_WHAT TO WORK ON_
Extract every record, exactly as written, and ignore the pictures.

_SUPPLIED MATERIAL_
[start]
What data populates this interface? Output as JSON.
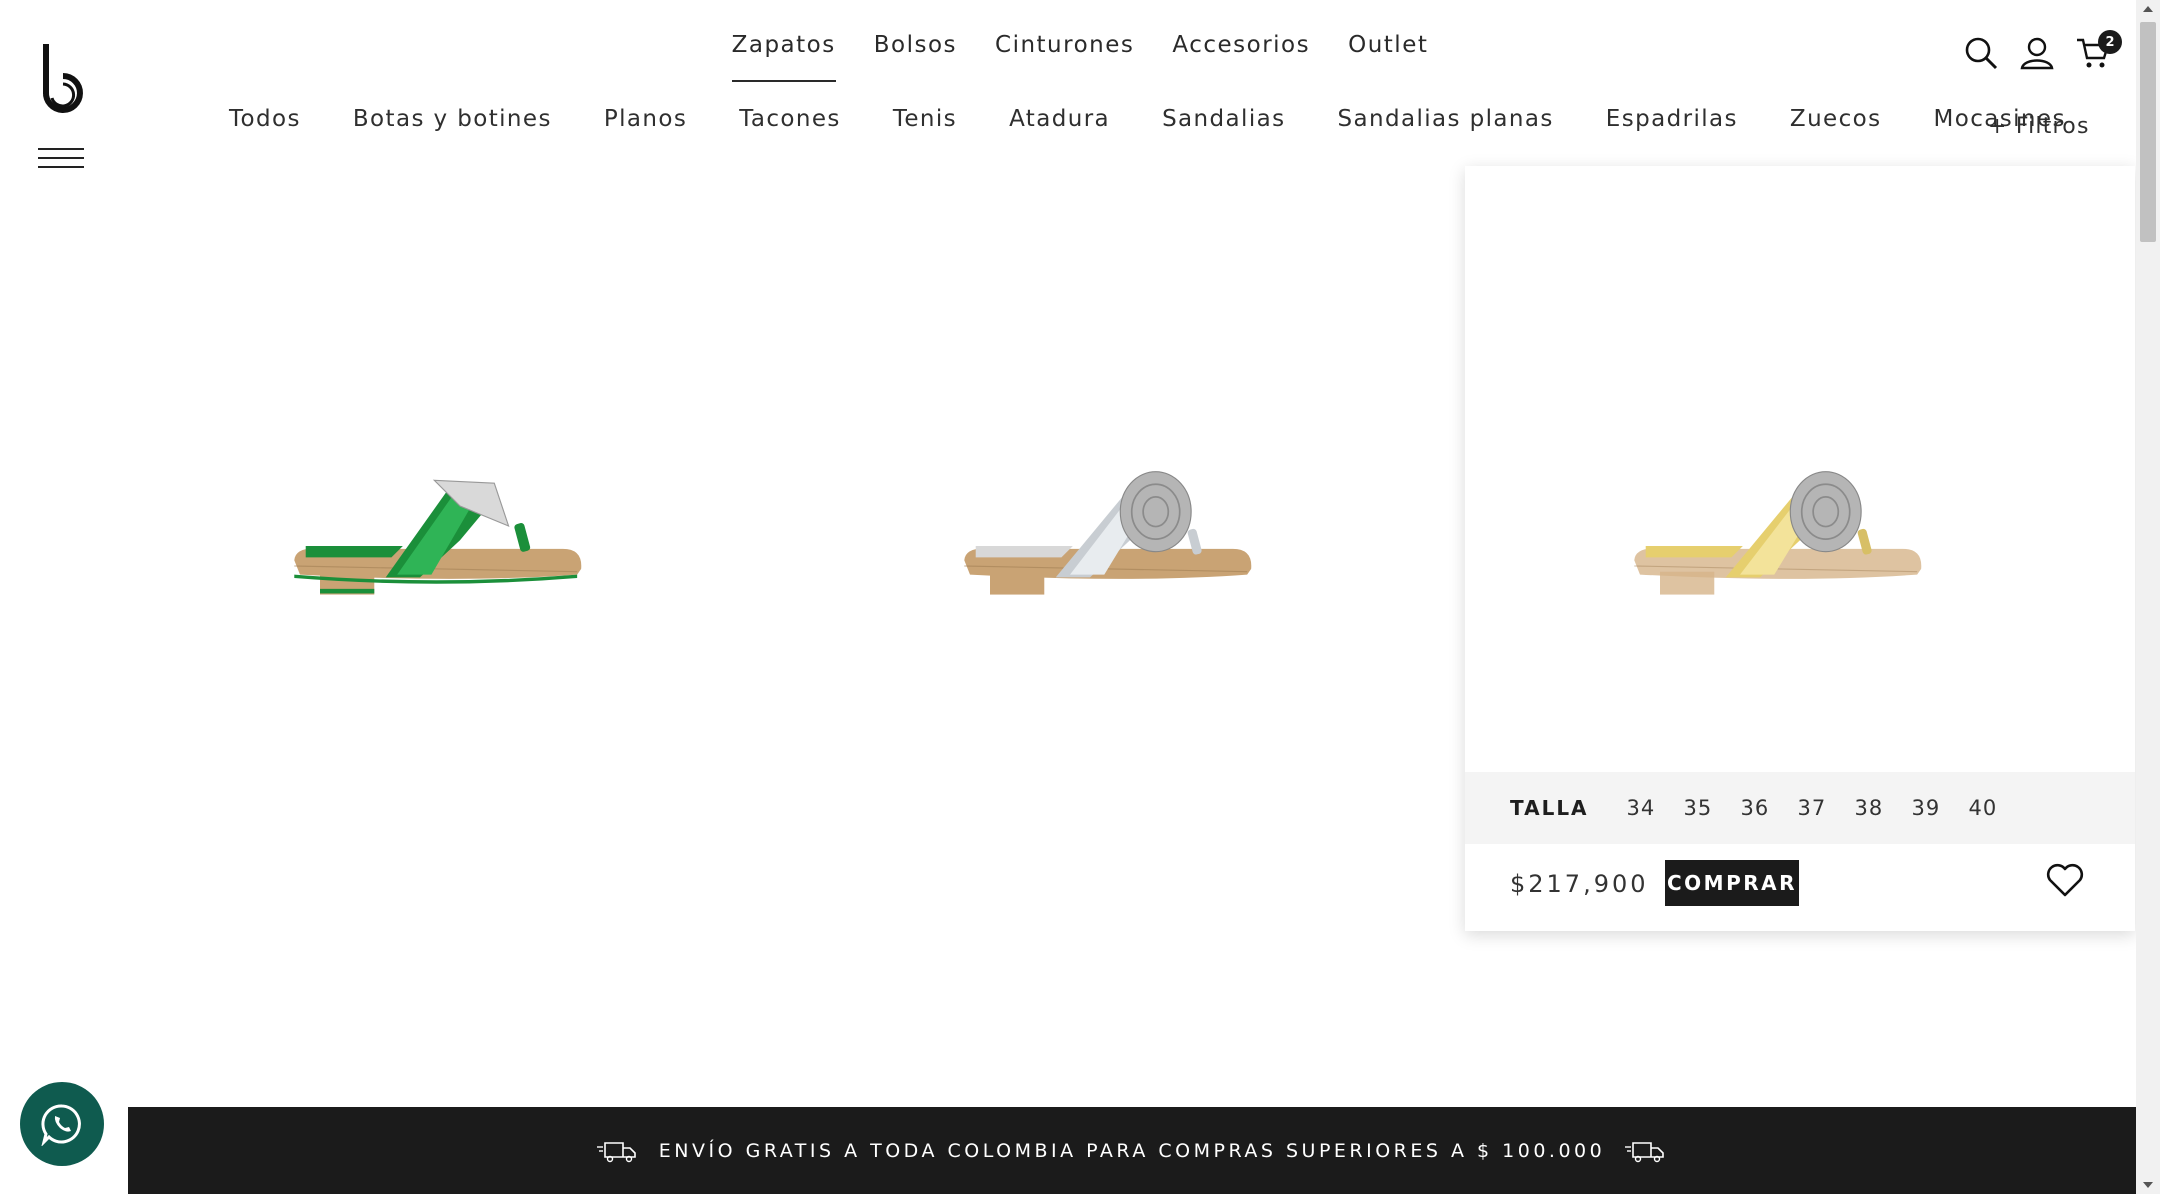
{
  "brand": {
    "logo_icon": "b-logo-icon"
  },
  "main_nav": [
    {
      "label": "Zapatos",
      "active": true
    },
    {
      "label": "Bolsos"
    },
    {
      "label": "Cinturones"
    },
    {
      "label": "Accesorios"
    },
    {
      "label": "Outlet"
    }
  ],
  "header_icons": {
    "search": "search-icon",
    "account": "user-icon",
    "cart": "cart-icon",
    "cart_count": "2"
  },
  "sub_nav": [
    "Todos",
    "Botas y botines",
    "Planos",
    "Tacones",
    "Tenis",
    "Atadura",
    "Sandalias",
    "Sandalias planas",
    "Espadrilas",
    "Zuecos",
    "Mocasines"
  ],
  "filters_label": "+ Filtros",
  "products": [
    {
      "color": "green",
      "accent": "#1b8f3a"
    },
    {
      "color": "silver",
      "accent": "#c8cdd2"
    },
    {
      "color": "gold",
      "accent": "#e6cf6e"
    }
  ],
  "hover_card": {
    "talla_label": "TALLA",
    "sizes": [
      "34",
      "35",
      "36",
      "37",
      "38",
      "39",
      "40"
    ],
    "price": "$217,900",
    "buy_label": "COMPRAR"
  },
  "banner": {
    "text": "ENVÍO GRATIS A TODA COLOMBIA PARA COMPRAS SUPERIORES A $ 100.000"
  },
  "colors": {
    "dark": "#1b1b1b",
    "whatsapp": "#0f5b4f"
  }
}
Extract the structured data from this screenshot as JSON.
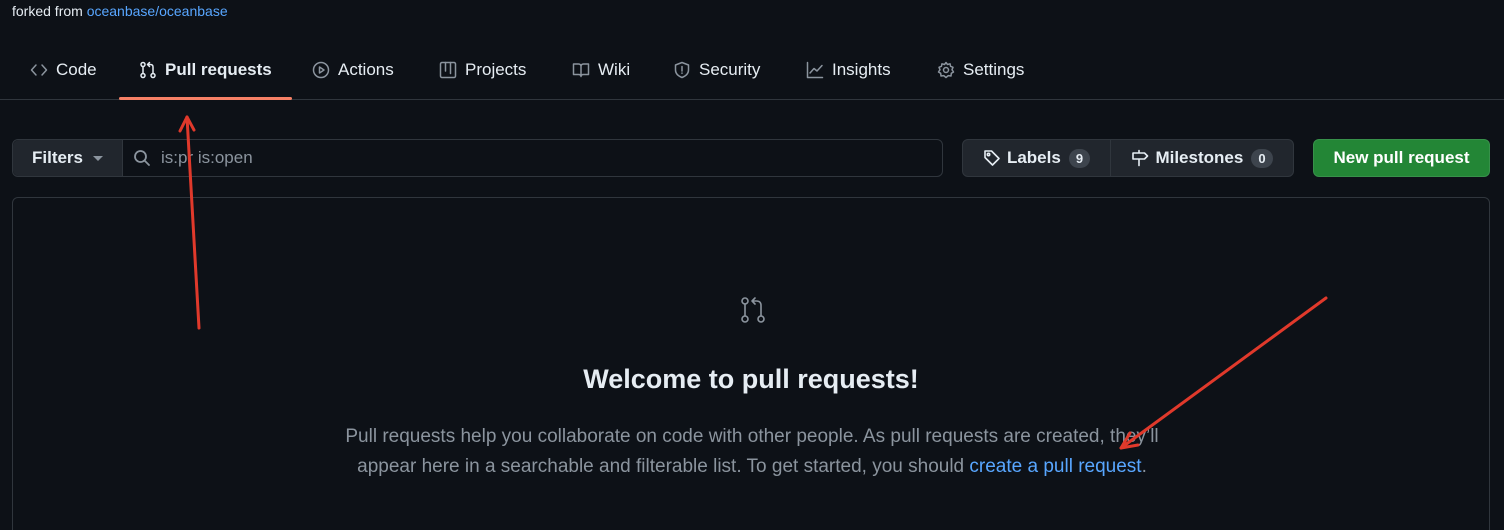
{
  "repo": {
    "forked_prefix": "forked from ",
    "forked_link": "oceanbase/oceanbase"
  },
  "tabs": [
    {
      "label": "Code",
      "icon": "code-icon"
    },
    {
      "label": "Pull requests",
      "icon": "git-pull-request-icon",
      "selected": true
    },
    {
      "label": "Actions",
      "icon": "play-icon"
    },
    {
      "label": "Projects",
      "icon": "table-icon"
    },
    {
      "label": "Wiki",
      "icon": "book-icon"
    },
    {
      "label": "Security",
      "icon": "shield-icon"
    },
    {
      "label": "Insights",
      "icon": "graph-icon"
    },
    {
      "label": "Settings",
      "icon": "gear-icon"
    }
  ],
  "toolbar": {
    "filters_label": "Filters",
    "search_value": "is:pr is:open",
    "labels_label": "Labels",
    "labels_count": "9",
    "milestones_label": "Milestones",
    "milestones_count": "0",
    "new_pr_label": "New pull request"
  },
  "blankslate": {
    "title": "Welcome to pull requests!",
    "body_before": "Pull requests help you collaborate on code with other people. As pull requests are created, they’ll appear here in a searchable and filterable list. To get started, you should ",
    "body_link": "create a pull request",
    "body_after": "."
  },
  "colors": {
    "background": "#0d1117",
    "border": "#30363d",
    "link": "#58a6ff",
    "primary_button": "#238636",
    "tab_underline": "#f78166",
    "annotation_arrow": "#e0392b"
  }
}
[end]
_FULL SOLUTION_
What data populates this interface? Output as JSON.
{
  "brand": {
    "logo_icon": "b-logo-icon"
  },
  "main_nav": [
    {
      "label": "Zapatos",
      "active": true
    },
    {
      "label": "Bolsos"
    },
    {
      "label": "Cinturones"
    },
    {
      "label": "Accesorios"
    },
    {
      "label": "Outlet"
    }
  ],
  "header_icons": {
    "search": "search-icon",
    "account": "user-icon",
    "cart": "cart-icon",
    "cart_count": "2"
  },
  "sub_nav": [
    "Todos",
    "Botas y botines",
    "Planos",
    "Tacones",
    "Tenis",
    "Atadura",
    "Sandalias",
    "Sandalias planas",
    "Espadrilas",
    "Zuecos",
    "Mocasines"
  ],
  "filters_label": "+ Filtros",
  "products": [
    {
      "color": "green",
      "accent": "#1b8f3a"
    },
    {
      "color": "silver",
      "accent": "#c8cdd2"
    },
    {
      "color": "gold",
      "accent": "#e6cf6e"
    }
  ],
  "hover_card": {
    "talla_label": "TALLA",
    "sizes": [
      "34",
      "35",
      "36",
      "37",
      "38",
      "39",
      "40"
    ],
    "price": "$217,900",
    "buy_label": "COMPRAR"
  },
  "banner": {
    "text": "ENVÍO GRATIS A TODA COLOMBIA PARA COMPRAS SUPERIORES A $ 100.000"
  },
  "colors": {
    "dark": "#1b1b1b",
    "whatsapp": "#0f5b4f"
  }
}
Extract the structured data from this screenshot as JSON.
{
  "repo": {
    "forked_prefix": "forked from ",
    "forked_link": "oceanbase/oceanbase"
  },
  "tabs": [
    {
      "label": "Code",
      "icon": "code-icon"
    },
    {
      "label": "Pull requests",
      "icon": "git-pull-request-icon",
      "selected": true
    },
    {
      "label": "Actions",
      "icon": "play-icon"
    },
    {
      "label": "Projects",
      "icon": "table-icon"
    },
    {
      "label": "Wiki",
      "icon": "book-icon"
    },
    {
      "label": "Security",
      "icon": "shield-icon"
    },
    {
      "label": "Insights",
      "icon": "graph-icon"
    },
    {
      "label": "Settings",
      "icon": "gear-icon"
    }
  ],
  "toolbar": {
    "filters_label": "Filters",
    "search_value": "is:pr is:open",
    "labels_label": "Labels",
    "labels_count": "9",
    "milestones_label": "Milestones",
    "milestones_count": "0",
    "new_pr_label": "New pull request"
  },
  "blankslate": {
    "title": "Welcome to pull requests!",
    "body_before": "Pull requests help you collaborate on code with other people. As pull requests are created, they’ll appear here in a searchable and filterable list. To get started, you should ",
    "body_link": "create a pull request",
    "body_after": "."
  },
  "colors": {
    "background": "#0d1117",
    "border": "#30363d",
    "link": "#58a6ff",
    "primary_button": "#238636",
    "tab_underline": "#f78166",
    "annotation_arrow": "#e0392b"
  }
}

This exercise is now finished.